(Prompt): Copy the data exactly as it appears, and do not include any pictures.

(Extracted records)
****************************************
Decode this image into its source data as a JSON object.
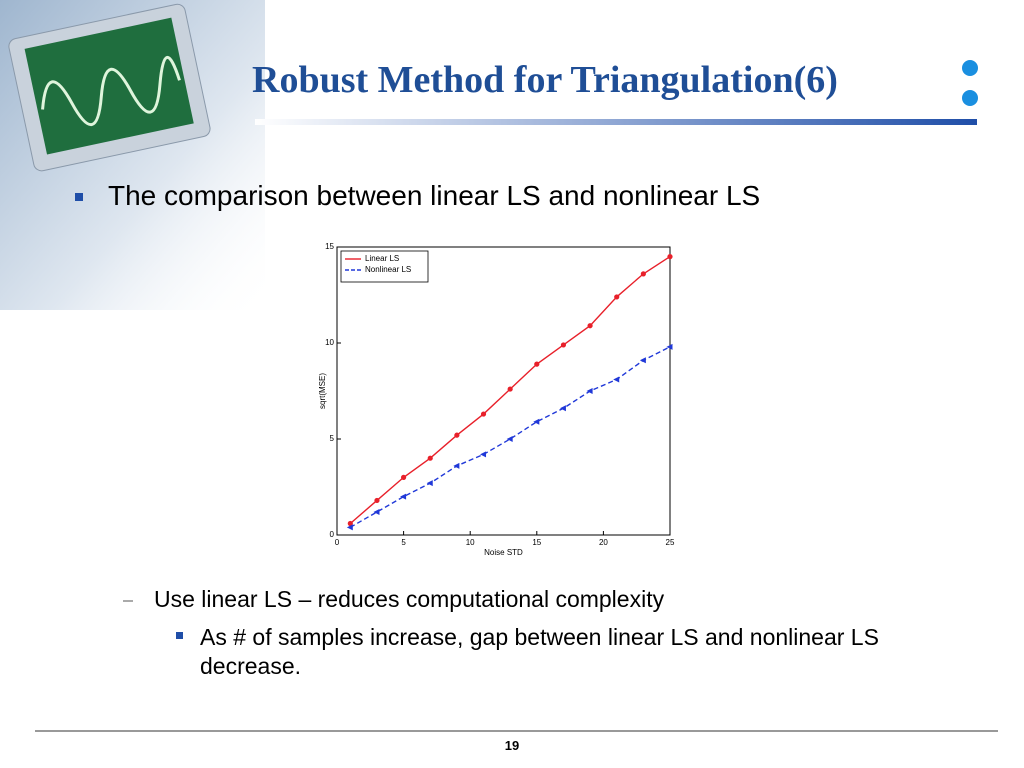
{
  "header": {
    "title": "Robust Method for Triangulation(6)"
  },
  "bullets": {
    "main": "The comparison between linear LS and nonlinear LS",
    "sub": "Use linear LS – reduces computational complexity",
    "subsub": "As # of samples increase, gap between linear LS and nonlinear LS decrease."
  },
  "chart_data": {
    "type": "line",
    "xlabel": "Noise STD",
    "ylabel": "sqrt(MSE)",
    "x": [
      1,
      3,
      5,
      7,
      9,
      11,
      13,
      15,
      17,
      19,
      21,
      23,
      25
    ],
    "series": [
      {
        "name": "Linear LS",
        "color": "#e8202a",
        "marker": "circle",
        "dashed": false,
        "values": [
          0.6,
          1.8,
          3.0,
          4.0,
          5.2,
          6.3,
          7.6,
          8.9,
          9.9,
          10.9,
          12.4,
          13.6,
          14.5
        ]
      },
      {
        "name": "Nonlinear LS",
        "color": "#2038d8",
        "marker": "triangle",
        "dashed": true,
        "values": [
          0.4,
          1.2,
          2.0,
          2.7,
          3.6,
          4.2,
          5.0,
          5.9,
          6.6,
          7.5,
          8.1,
          9.1,
          9.8
        ]
      }
    ],
    "xlim": [
      0,
      25
    ],
    "xticks": [
      0,
      5,
      10,
      15,
      20,
      25
    ],
    "ylim": [
      0,
      15
    ],
    "yticks": [
      0,
      5,
      10,
      15
    ],
    "legend": "upper-left"
  },
  "footer": {
    "page": "19"
  }
}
****************************************
(Expected answer):
Decode this image into its source data as a JSON object.
{
  "header": {
    "title": "Robust Method for Triangulation(6)"
  },
  "bullets": {
    "main": "The comparison between linear LS and nonlinear LS",
    "sub": "Use linear LS – reduces computational complexity",
    "subsub": "As # of samples increase, gap between linear LS and nonlinear LS decrease."
  },
  "chart_data": {
    "type": "line",
    "xlabel": "Noise STD",
    "ylabel": "sqrt(MSE)",
    "x": [
      1,
      3,
      5,
      7,
      9,
      11,
      13,
      15,
      17,
      19,
      21,
      23,
      25
    ],
    "series": [
      {
        "name": "Linear LS",
        "color": "#e8202a",
        "marker": "circle",
        "dashed": false,
        "values": [
          0.6,
          1.8,
          3.0,
          4.0,
          5.2,
          6.3,
          7.6,
          8.9,
          9.9,
          10.9,
          12.4,
          13.6,
          14.5
        ]
      },
      {
        "name": "Nonlinear LS",
        "color": "#2038d8",
        "marker": "triangle",
        "dashed": true,
        "values": [
          0.4,
          1.2,
          2.0,
          2.7,
          3.6,
          4.2,
          5.0,
          5.9,
          6.6,
          7.5,
          8.1,
          9.1,
          9.8
        ]
      }
    ],
    "xlim": [
      0,
      25
    ],
    "xticks": [
      0,
      5,
      10,
      15,
      20,
      25
    ],
    "ylim": [
      0,
      15
    ],
    "yticks": [
      0,
      5,
      10,
      15
    ],
    "legend": "upper-left"
  },
  "footer": {
    "page": "19"
  }
}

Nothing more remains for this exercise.